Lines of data
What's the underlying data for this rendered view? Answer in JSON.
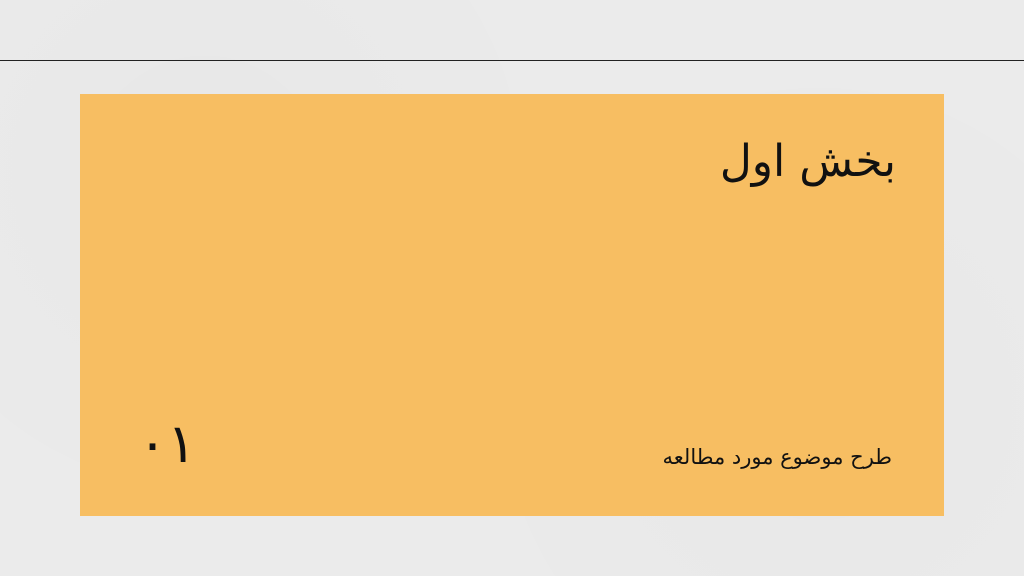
{
  "slide": {
    "title": "بخش اول",
    "number": "۰۱",
    "subtitle": "طرح موضوع مورد مطالعه"
  },
  "colors": {
    "background": "#ebebeb",
    "card": "#f7be62",
    "text": "#111111",
    "rule": "#222222"
  }
}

■ **EXERCISE PROMPT**
Take the listing above and print it exactly, apart from the pictures.

■ **RESULT OF THIS TASK**
What's the underlying data for this rendered view? Answer in JSON.
{
  "slide": {
    "title": "بخش اول",
    "number": "۰۱",
    "subtitle": "طرح موضوع مورد مطالعه"
  },
  "colors": {
    "background": "#ebebeb",
    "card": "#f7be62",
    "text": "#111111",
    "rule": "#222222"
  }
}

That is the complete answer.